» **What to do**: Write the following entries out again exactly, skipping each image.

Document text records:
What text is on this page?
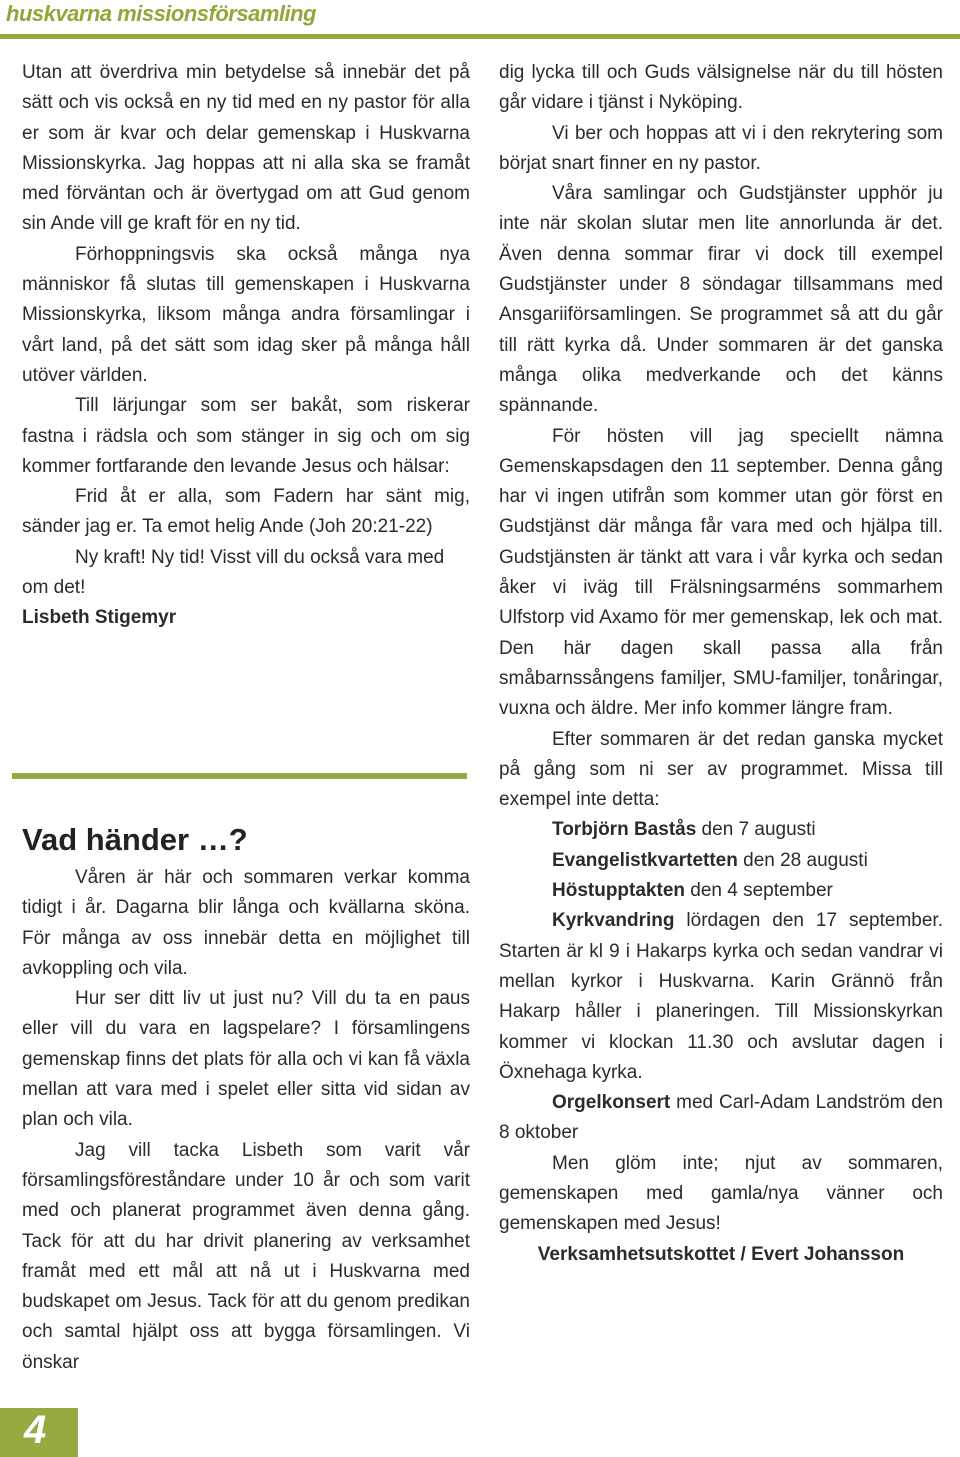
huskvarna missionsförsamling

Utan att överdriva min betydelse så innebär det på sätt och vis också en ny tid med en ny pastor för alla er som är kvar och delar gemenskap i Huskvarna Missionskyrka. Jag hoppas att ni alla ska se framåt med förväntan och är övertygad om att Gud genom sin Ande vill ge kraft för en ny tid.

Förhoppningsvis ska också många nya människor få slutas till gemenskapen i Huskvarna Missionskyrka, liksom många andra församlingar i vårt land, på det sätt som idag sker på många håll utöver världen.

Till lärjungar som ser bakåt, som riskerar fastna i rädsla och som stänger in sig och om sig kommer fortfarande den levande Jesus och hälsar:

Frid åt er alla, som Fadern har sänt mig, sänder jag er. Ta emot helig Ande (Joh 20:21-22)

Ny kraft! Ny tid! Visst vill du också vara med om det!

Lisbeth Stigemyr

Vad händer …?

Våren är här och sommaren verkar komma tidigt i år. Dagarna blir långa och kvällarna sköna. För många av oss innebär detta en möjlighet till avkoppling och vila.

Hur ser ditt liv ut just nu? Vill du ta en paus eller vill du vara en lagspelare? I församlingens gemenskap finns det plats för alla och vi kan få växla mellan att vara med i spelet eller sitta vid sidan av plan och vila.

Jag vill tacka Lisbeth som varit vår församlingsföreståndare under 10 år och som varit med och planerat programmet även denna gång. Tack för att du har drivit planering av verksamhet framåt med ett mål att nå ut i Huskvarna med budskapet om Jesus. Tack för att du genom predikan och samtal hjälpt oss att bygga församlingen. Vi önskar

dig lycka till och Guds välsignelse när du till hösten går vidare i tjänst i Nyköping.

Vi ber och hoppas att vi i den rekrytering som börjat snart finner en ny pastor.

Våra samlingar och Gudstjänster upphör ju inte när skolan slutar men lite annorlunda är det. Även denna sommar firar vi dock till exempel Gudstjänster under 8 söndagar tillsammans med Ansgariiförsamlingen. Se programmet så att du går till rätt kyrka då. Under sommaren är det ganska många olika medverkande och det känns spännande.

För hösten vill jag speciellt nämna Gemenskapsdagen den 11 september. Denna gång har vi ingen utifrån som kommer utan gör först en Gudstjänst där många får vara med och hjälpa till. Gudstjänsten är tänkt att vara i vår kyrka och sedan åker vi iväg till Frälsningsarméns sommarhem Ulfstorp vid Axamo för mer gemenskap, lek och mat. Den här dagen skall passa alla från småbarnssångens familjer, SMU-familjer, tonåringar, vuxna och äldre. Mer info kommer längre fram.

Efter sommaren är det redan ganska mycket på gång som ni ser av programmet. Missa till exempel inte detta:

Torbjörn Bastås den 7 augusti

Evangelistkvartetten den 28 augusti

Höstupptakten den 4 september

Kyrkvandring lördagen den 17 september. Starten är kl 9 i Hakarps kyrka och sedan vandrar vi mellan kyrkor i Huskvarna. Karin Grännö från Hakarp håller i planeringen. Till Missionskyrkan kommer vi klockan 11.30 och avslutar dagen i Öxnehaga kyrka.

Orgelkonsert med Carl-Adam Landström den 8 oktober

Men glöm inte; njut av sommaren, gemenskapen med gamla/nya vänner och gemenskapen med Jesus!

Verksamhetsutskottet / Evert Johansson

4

» **Task output**:
What text is on this page?
huskvarna missionsförsamling

Utan att överdriva min betydelse så innebär det på sätt och vis också en ny tid med en ny pastor för alla er som är kvar och delar gemenskap i Huskvarna Missionskyrka. Jag hoppas att ni alla ska se framåt med förväntan och är övertygad om att Gud genom sin Ande vill ge kraft för en ny tid.

Förhoppningsvis ska också många nya människor få slutas till gemenskapen i Huskvarna Missionskyrka, liksom många andra församlingar i vårt land, på det sätt som idag sker på många håll utöver världen.

Till lärjungar som ser bakåt, som riskerar fastna i rädsla och som stänger in sig och om sig kommer fortfarande den levande Jesus och hälsar:

Frid åt er alla, som Fadern har sänt mig, sänder jag er. Ta emot helig Ande (Joh 20:21-22)

Ny kraft! Ny tid! Visst vill du också vara med om det!

Lisbeth Stigemyr

Vad händer …?

Våren är här och sommaren verkar komma tidigt i år. Dagarna blir långa och kvällarna sköna. För många av oss innebär detta en möjlighet till avkoppling och vila.

Hur ser ditt liv ut just nu? Vill du ta en paus eller vill du vara en lagspelare? I församlingens gemenskap finns det plats för alla och vi kan få växla mellan att vara med i spelet eller sitta vid sidan av plan och vila.

Jag vill tacka Lisbeth som varit vår församlingsföreståndare under 10 år och som varit med och planerat programmet även denna gång. Tack för att du har drivit planering av verksamhet framåt med ett mål att nå ut i Huskvarna med budskapet om Jesus. Tack för att du genom predikan och samtal hjälpt oss att bygga församlingen. Vi önskar

dig lycka till och Guds välsignelse när du till hösten går vidare i tjänst i Nyköping.

Vi ber och hoppas att vi i den rekrytering som börjat snart finner en ny pastor.

Våra samlingar och Gudstjänster upphör ju inte när skolan slutar men lite annorlunda är det. Även denna sommar firar vi dock till exempel Gudstjänster under 8 söndagar tillsammans med Ansgariiförsamlingen. Se programmet så att du går till rätt kyrka då. Under sommaren är det ganska många olika medverkande och det känns spännande.

För hösten vill jag speciellt nämna Gemenskapsdagen den 11 september. Denna gång har vi ingen utifrån som kommer utan gör först en Gudstjänst där många får vara med och hjälpa till. Gudstjänsten är tänkt att vara i vår kyrka och sedan åker vi iväg till Frälsningsarméns sommarhem Ulfstorp vid Axamo för mer gemenskap, lek och mat. Den här dagen skall passa alla från småbarnssångens familjer, SMU-familjer, tonåringar, vuxna och äldre. Mer info kommer längre fram.

Efter sommaren är det redan ganska mycket på gång som ni ser av programmet. Missa till exempel inte detta:

Torbjörn Bastås den 7 augusti

Evangelistkvartetten den 28 augusti

Höstupptakten den 4 september

Kyrkvandring lördagen den 17 september. Starten är kl 9 i Hakarps kyrka och sedan vandrar vi mellan kyrkor i Huskvarna. Karin Grännö från Hakarp håller i planeringen. Till Missionskyrkan kommer vi klockan 11.30 och avslutar dagen i Öxnehaga kyrka.

Orgelkonsert med Carl-Adam Landström den 8 oktober

Men glöm inte; njut av sommaren, gemenskapen med gamla/nya vänner och gemenskapen med Jesus!

Verksamhetsutskottet / Evert Johansson

4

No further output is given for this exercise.